→ **TO DO**
Turn every line in the records below into a Markdown table with two columns, Row and Line, giving each line a row number. Skip blank lines and leave out the pictures.

→ **Element position records**
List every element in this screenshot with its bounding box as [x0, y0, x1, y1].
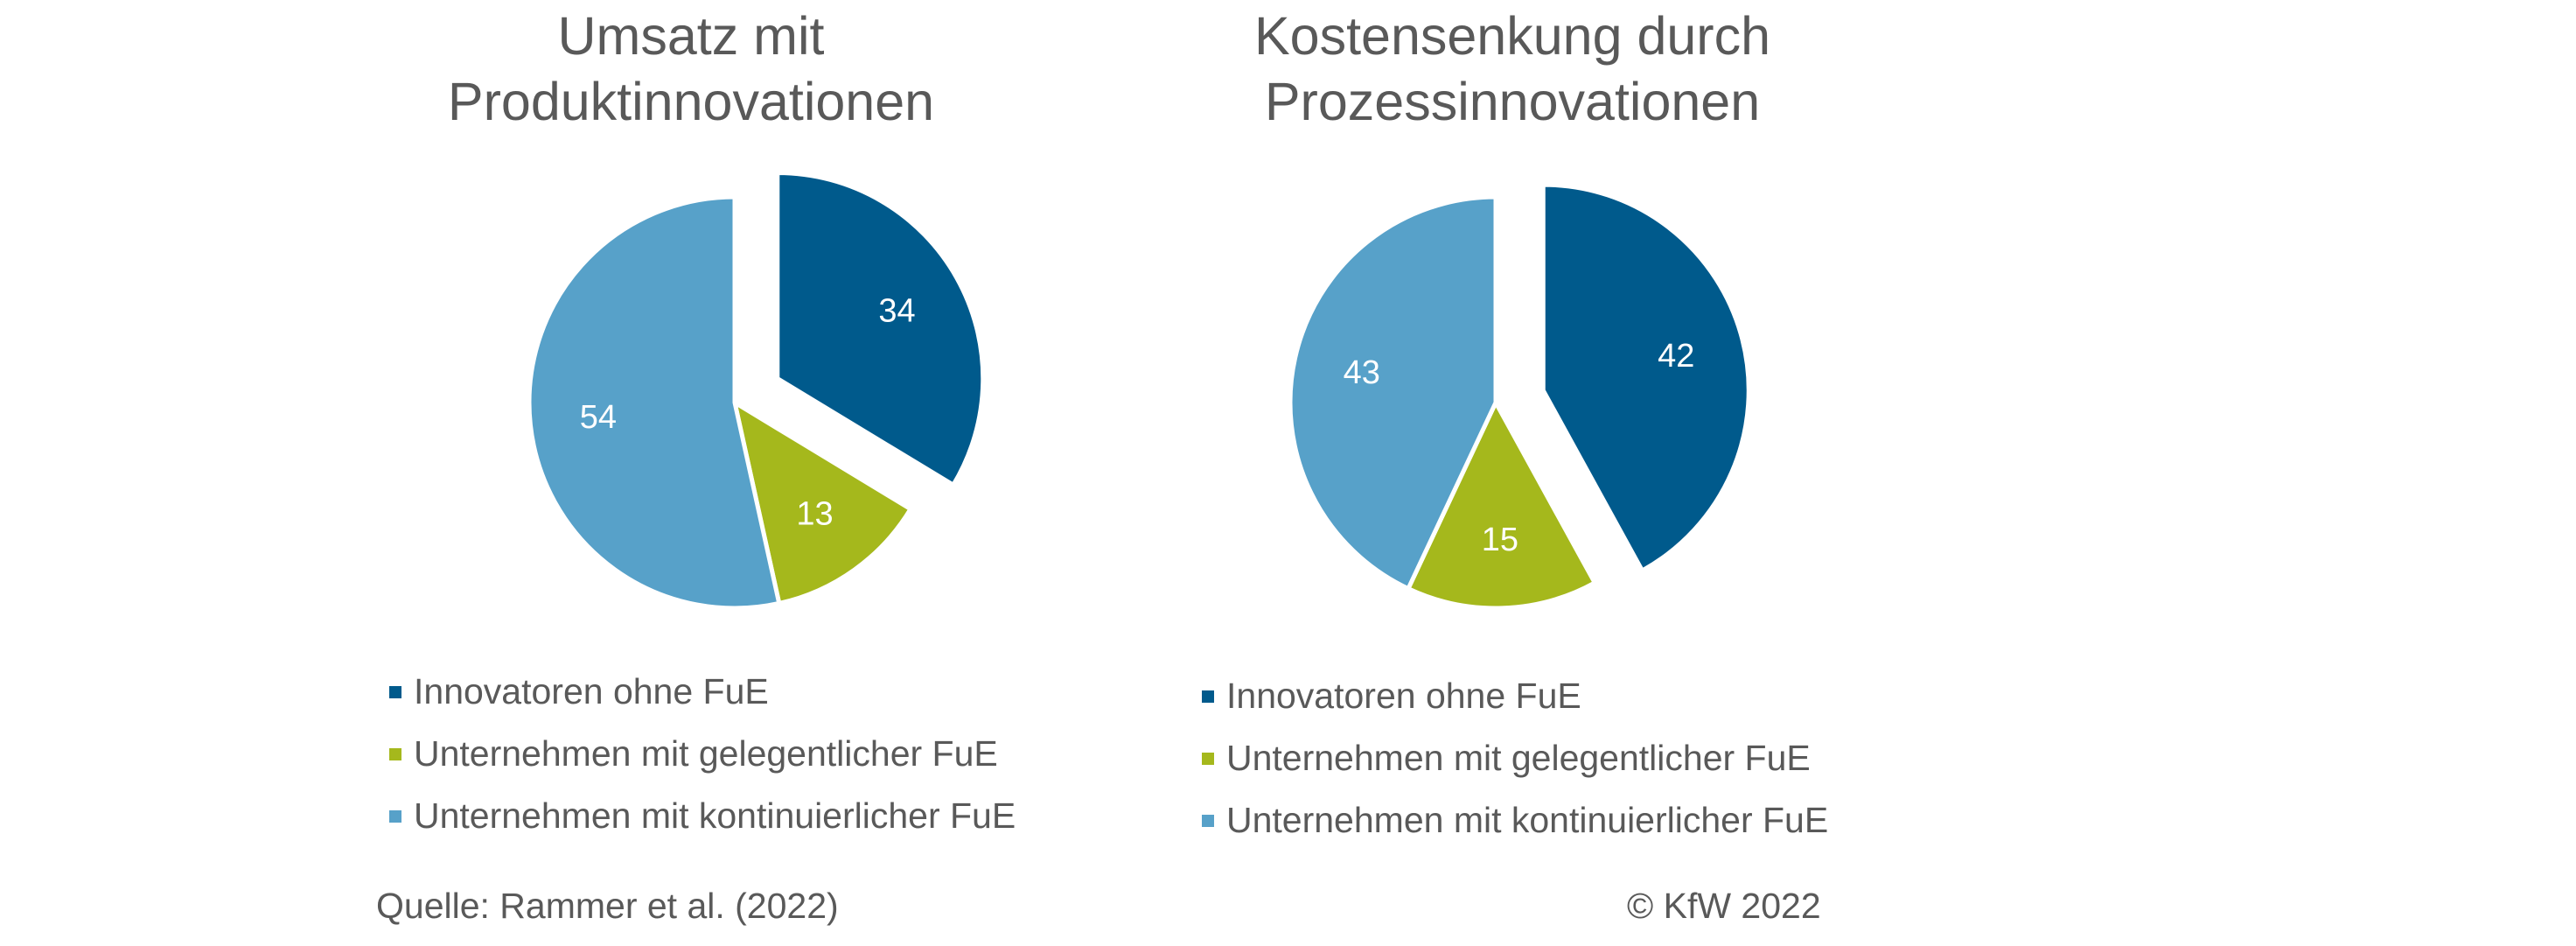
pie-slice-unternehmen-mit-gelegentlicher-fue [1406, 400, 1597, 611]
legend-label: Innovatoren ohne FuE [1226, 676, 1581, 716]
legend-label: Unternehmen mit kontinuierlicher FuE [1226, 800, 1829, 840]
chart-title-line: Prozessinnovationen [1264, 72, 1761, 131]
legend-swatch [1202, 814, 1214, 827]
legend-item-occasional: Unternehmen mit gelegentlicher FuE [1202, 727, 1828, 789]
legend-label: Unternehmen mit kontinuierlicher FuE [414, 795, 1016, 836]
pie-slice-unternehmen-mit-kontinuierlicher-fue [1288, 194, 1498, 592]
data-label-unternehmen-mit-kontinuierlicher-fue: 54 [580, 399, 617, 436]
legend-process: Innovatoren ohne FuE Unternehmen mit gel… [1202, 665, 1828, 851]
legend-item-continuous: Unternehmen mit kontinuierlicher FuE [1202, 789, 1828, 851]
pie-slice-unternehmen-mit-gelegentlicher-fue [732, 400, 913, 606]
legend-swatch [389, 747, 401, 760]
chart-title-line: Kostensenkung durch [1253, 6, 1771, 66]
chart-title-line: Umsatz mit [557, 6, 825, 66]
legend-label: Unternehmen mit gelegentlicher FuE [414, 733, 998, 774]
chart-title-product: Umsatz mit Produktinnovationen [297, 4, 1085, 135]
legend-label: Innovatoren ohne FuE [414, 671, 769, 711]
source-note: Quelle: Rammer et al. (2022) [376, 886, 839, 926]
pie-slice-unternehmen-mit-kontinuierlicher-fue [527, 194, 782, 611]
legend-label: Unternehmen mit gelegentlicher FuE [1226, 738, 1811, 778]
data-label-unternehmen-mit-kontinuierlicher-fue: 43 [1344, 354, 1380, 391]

→ **SOLUTION FOR THIS TASK**
| Row | Line |
|---|---|
| 1 | List every element in this screenshot with its bounding box as [x0, y0, x1, y1]. |
| 2 | pie-slice-unternehmen-mit-gelegentlicher-fue [1406, 400, 1597, 611] |
| 3 | legend-label: Innovatoren ohne FuE [1226, 676, 1581, 716] |
| 4 | legend-label: Unternehmen mit kontinuierlicher FuE [1226, 800, 1829, 840] |
| 5 | chart-title-line: Prozessinnovationen [1264, 72, 1761, 131] |
| 6 | legend-swatch [1202, 814, 1214, 827] |
| 7 | legend-item-occasional: Unternehmen mit gelegentlicher FuE [1202, 727, 1828, 789] |
| 8 | legend-label: Unternehmen mit kontinuierlicher FuE [414, 795, 1016, 836] |
| 9 | pie-slice-unternehmen-mit-kontinuierlicher-fue [1288, 194, 1498, 592] |
| 10 | data-label-unternehmen-mit-kontinuierlicher-fue: 54 [580, 399, 617, 436] |
| 11 | legend-process: Innovatoren ohne FuE Unternehmen mit gel… [1202, 665, 1828, 851] |
| 12 | legend-item-continuous: Unternehmen mit kontinuierlicher FuE [1202, 789, 1828, 851] |
| 13 | pie-slice-unternehmen-mit-gelegentlicher-fue [732, 400, 913, 606] |
| 14 | legend-swatch [389, 747, 401, 760] |
| 15 | chart-title-line: Kostensenkung durch [1253, 6, 1771, 66] |
| 16 | chart-title-line: Umsatz mit [557, 6, 825, 66] |
| 17 | legend-label: Unternehmen mit gelegentlicher FuE [414, 733, 998, 774] |
| 18 | chart-title-product: Umsatz mit Produktinnovationen [297, 4, 1085, 135] |
| 19 | legend-label: Innovatoren ohne FuE [414, 671, 769, 711] |
| 20 | source-note: Quelle: Rammer et al. (2022) [376, 886, 839, 926] |
| 21 | pie-slice-unternehmen-mit-kontinuierlicher-fue [527, 194, 782, 611] |
| 22 | legend-label: Unternehmen mit gelegentlicher FuE [1226, 738, 1811, 778] |
| 23 | data-label-unternehmen-mit-kontinuierlicher-fue: 43 [1344, 354, 1380, 391] |